#### Supplied material
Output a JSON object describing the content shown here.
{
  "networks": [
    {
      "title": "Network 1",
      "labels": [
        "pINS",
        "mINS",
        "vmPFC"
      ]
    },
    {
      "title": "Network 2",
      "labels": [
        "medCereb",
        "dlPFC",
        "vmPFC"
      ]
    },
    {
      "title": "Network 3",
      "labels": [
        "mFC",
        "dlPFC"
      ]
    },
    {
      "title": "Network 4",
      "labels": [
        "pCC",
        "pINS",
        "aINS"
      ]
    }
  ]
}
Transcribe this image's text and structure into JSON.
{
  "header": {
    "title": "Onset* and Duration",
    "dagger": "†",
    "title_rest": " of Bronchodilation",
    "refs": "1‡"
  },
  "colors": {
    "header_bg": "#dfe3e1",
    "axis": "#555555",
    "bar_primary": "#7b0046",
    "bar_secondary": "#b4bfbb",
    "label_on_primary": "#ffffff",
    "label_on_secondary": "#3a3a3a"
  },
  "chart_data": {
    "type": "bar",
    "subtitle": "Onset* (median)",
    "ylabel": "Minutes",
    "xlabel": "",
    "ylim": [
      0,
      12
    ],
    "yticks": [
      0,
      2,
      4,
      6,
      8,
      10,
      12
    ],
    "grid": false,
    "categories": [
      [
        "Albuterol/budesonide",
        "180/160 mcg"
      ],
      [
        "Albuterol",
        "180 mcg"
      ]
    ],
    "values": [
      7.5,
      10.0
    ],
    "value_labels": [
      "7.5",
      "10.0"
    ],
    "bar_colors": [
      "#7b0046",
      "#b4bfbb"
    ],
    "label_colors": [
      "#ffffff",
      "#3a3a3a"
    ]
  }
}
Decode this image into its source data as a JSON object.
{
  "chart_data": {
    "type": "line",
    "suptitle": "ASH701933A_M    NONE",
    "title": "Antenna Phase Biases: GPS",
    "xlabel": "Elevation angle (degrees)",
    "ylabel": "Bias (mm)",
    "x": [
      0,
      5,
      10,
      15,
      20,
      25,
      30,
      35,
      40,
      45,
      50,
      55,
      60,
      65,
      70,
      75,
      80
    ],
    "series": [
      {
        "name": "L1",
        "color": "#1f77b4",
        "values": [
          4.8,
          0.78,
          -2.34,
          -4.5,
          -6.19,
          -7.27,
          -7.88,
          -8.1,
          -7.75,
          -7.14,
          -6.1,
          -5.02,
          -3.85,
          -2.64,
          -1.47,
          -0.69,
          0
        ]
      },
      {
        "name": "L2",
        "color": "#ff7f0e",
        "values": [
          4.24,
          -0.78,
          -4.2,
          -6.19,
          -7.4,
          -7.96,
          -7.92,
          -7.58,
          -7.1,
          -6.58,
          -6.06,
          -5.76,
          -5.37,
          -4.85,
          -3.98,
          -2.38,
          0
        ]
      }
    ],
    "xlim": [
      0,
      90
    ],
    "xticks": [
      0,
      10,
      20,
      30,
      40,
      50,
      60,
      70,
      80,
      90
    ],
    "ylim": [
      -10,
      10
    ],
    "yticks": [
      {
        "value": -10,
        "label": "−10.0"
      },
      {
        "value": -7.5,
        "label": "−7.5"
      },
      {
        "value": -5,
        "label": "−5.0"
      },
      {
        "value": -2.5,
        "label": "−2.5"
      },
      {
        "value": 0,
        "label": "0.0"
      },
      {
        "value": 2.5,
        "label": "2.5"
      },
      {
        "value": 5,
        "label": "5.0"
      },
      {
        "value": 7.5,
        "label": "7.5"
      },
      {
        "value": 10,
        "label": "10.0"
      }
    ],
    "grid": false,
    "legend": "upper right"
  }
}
########
Tell how many lines contain the word "this", using only the number.

2